*GIVEN TASK*
Within the material below, find each line bearing the word "briefje" and present it.

Saved entries:
* * * * *

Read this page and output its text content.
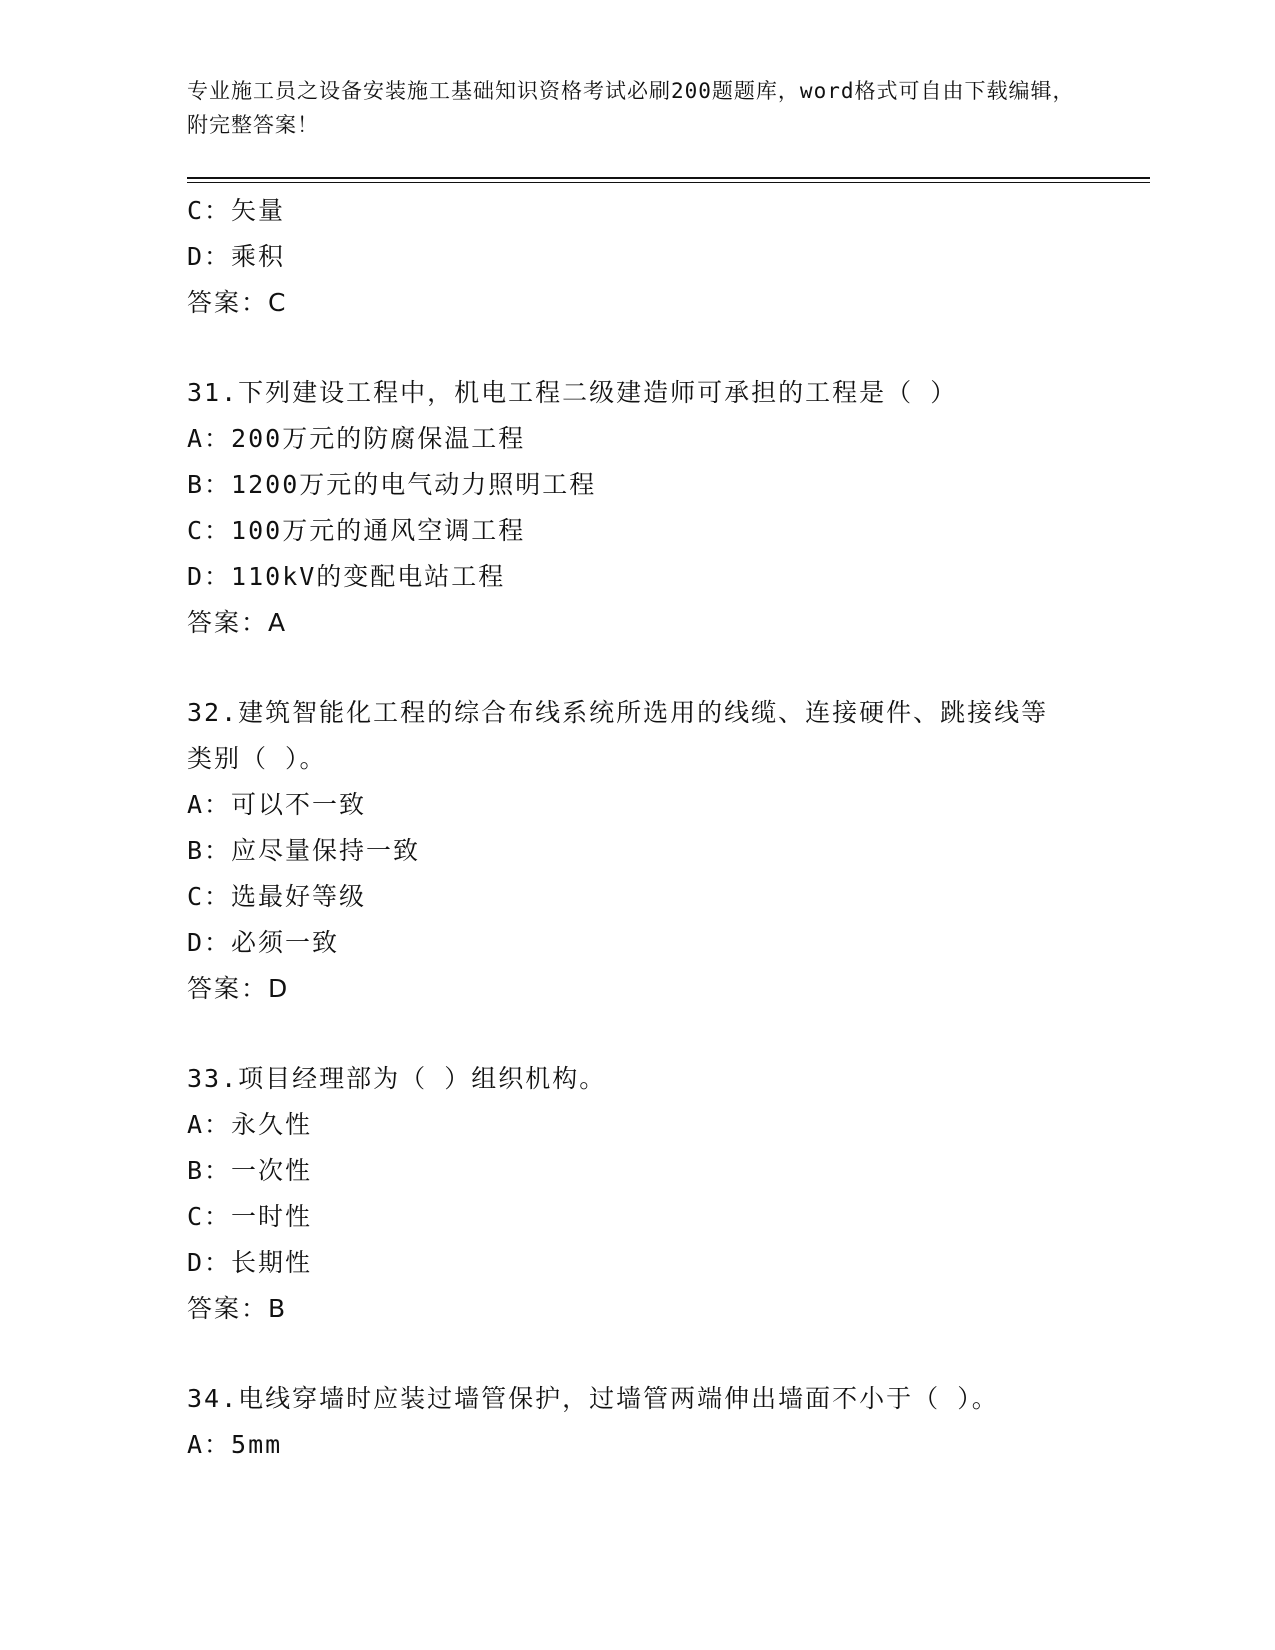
专业施工员之设备安装施工基础知识资格考试必刷200题题库，word格式可自由下载编辑，附完整答案！
C：矢量
D：乘积
答案：C
31.下列建设工程中，机电工程二级建造师可承担的工程是（ ）
A：200万元的防腐保温工程
B：1200万元的电气动力照明工程
C：100万元的通风空调工程
D：110kV的变配电站工程
答案：A
32.建筑智能化工程的综合布线系统所选用的线缆、连接硬件、跳接线等类别（ ）。
A：可以不一致
B：应尽量保持一致
C：选最好等级
D：必须一致
答案：D
33.项目经理部为（ ）组织机构。
A：永久性
B：一次性
C：一时性
D：长期性
答案：B
34.电线穿墙时应装过墙管保护，过墙管两端伸出墙面不小于（ ）。
A：5mm
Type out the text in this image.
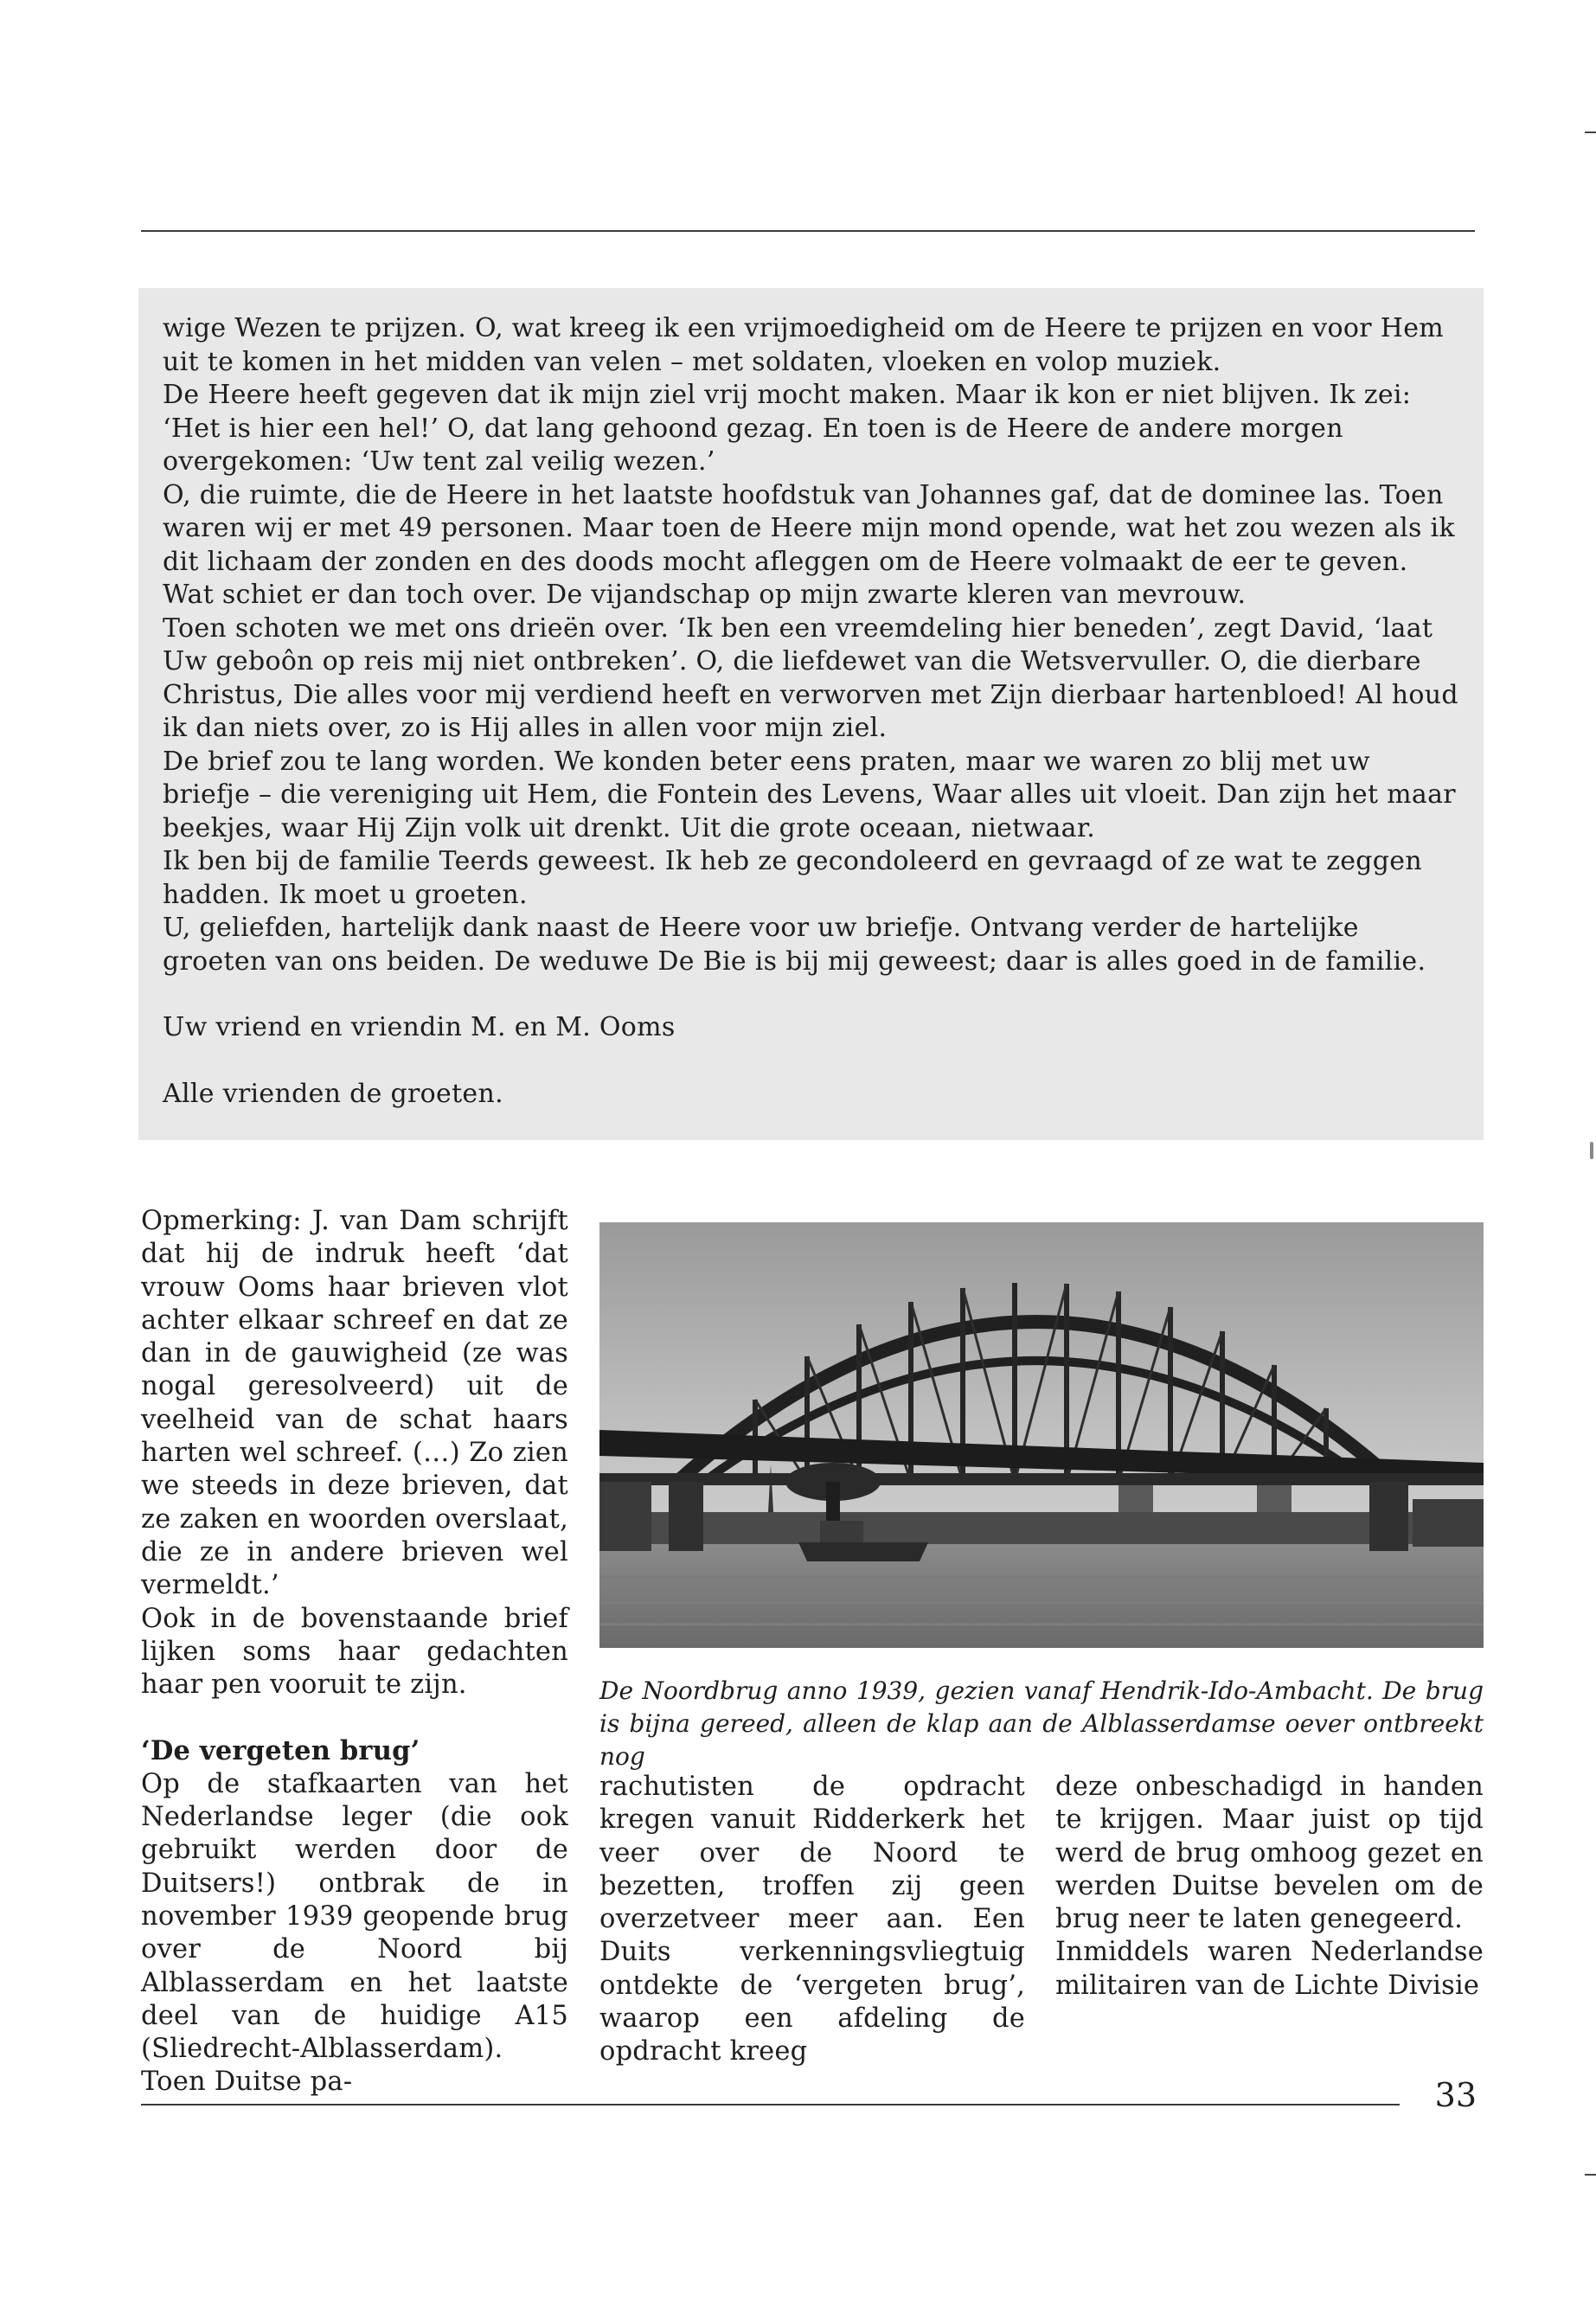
wige Wezen te prijzen. O, wat kreeg ik een vrijmoedigheid om de Heere te prijzen en voor Hem uit te komen in het midden van velen – met soldaten, vloeken en volop muziek.

De Heere heeft gegeven dat ik mijn ziel vrij mocht maken. Maar ik kon er niet blijven. Ik zei: ‘Het is hier een hel!’ O, dat lang gehoond gezag. En toen is de Heere de andere morgen overgekomen: ‘Uw tent zal veilig wezen.’

O, die ruimte, die de Heere in het laatste hoofdstuk van Johannes gaf, dat de dominee las. Toen waren wij er met 49 personen. Maar toen de Heere mijn mond opende, wat het zou wezen als ik dit lichaam der zonden en des doods mocht afleggen om de Heere volmaakt de eer te geven. Wat schiet er dan toch over. De vijandschap op mijn zwarte kleren van mevrouw.

Toen schoten we met ons drieën over. ‘Ik ben een vreemdeling hier beneden’, zegt David, ‘laat Uw geboôn op reis mij niet ontbreken’. O, die liefdewet van die Wetsvervuller. O, die dierbare Christus, Die alles voor mij verdiend heeft en verworven met Zijn dierbaar hartenbloed! Al houd ik dan niets over, zo is Hij alles in allen voor mijn ziel.

De brief zou te lang worden. We konden beter eens praten, maar we waren zo blij met uw briefje – die vereniging uit Hem, die Fontein des Levens, Waar alles uit vloeit. Dan zijn het maar beekjes, waar Hij Zijn volk uit drenkt. Uit die grote oceaan, nietwaar.

Ik ben bij de familie Teerds geweest. Ik heb ze gecondoleerd en gevraagd of ze wat te zeggen hadden. Ik moet u groeten.

U, geliefden, hartelijk dank naast de Heere voor uw briefje. Ontvang verder de hartelijke groeten van ons beiden. De weduwe De Bie is bij mij geweest; daar is alles goed in de familie.

Uw vriend en vriendin M. en M. Ooms

Alle vrienden de groeten.

Opmerking: J. van Dam schrijft dat hij de indruk heeft ‘dat vrouw Ooms haar brieven vlot achter elkaar schreef en dat ze dan in de gauwigheid (ze was nogal geresolveerd) uit de veelheid van de schat haars harten wel schreef. (…) Zo zien we steeds in deze brieven, dat ze zaken en woorden overslaat, die ze in andere brieven wel vermeldt.’

Ook in de bovenstaande brief lijken soms haar gedachten haar pen vooruit te zijn.

‘De vergeten brug’

Op de stafkaarten van het Nederlandse leger (die ook gebruikt werden door de Duitsers!) ontbrak de in november 1939 geopende brug over de Noord bij Alblasserdam en het laatste deel van de huidige A15 (Sliedrecht-Alblasserdam). Toen Duitse pa-

De Noordbrug anno 1939, gezien vanaf Hendrik-Ido-Ambacht. De brug is bijna gereed, alleen de klap aan de Alblasserdamse oever ontbreekt nog

rachutisten de opdracht kregen vanuit Ridderkerk het veer over de Noord te bezetten, troffen zij geen overzetveer meer aan. Een Duits verkenningsvliegtuig ontdekte de ‘vergeten brug’, waarop een afdeling de opdracht kreeg

deze onbeschadigd in handen te krijgen. Maar juist op tijd werd de brug omhoog gezet en werden Duitse bevelen om de brug neer te laten genegeerd.

Inmiddels waren Nederlandse militairen van de Lichte Divisie

33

* * * * *

*TASK SOLUTION*
De brief zou te lang worden. We konden beter eens praten, maar we waren zo blij met uw briefje – die vereniging uit Hem, die Fontein des Levens, Waar alles uit vloeit. Dan zijn het maar beekjes, waar Hij Zijn volk uit drenkt. Uit die grote oceaan, nietwaar.
U, geliefden, hartelijk dank naast de Heere voor uw briefje. Ontvang verder de hartelijke groeten van ons beiden. De weduwe De Bie is bij mij geweest; daar is alles goed in de familie.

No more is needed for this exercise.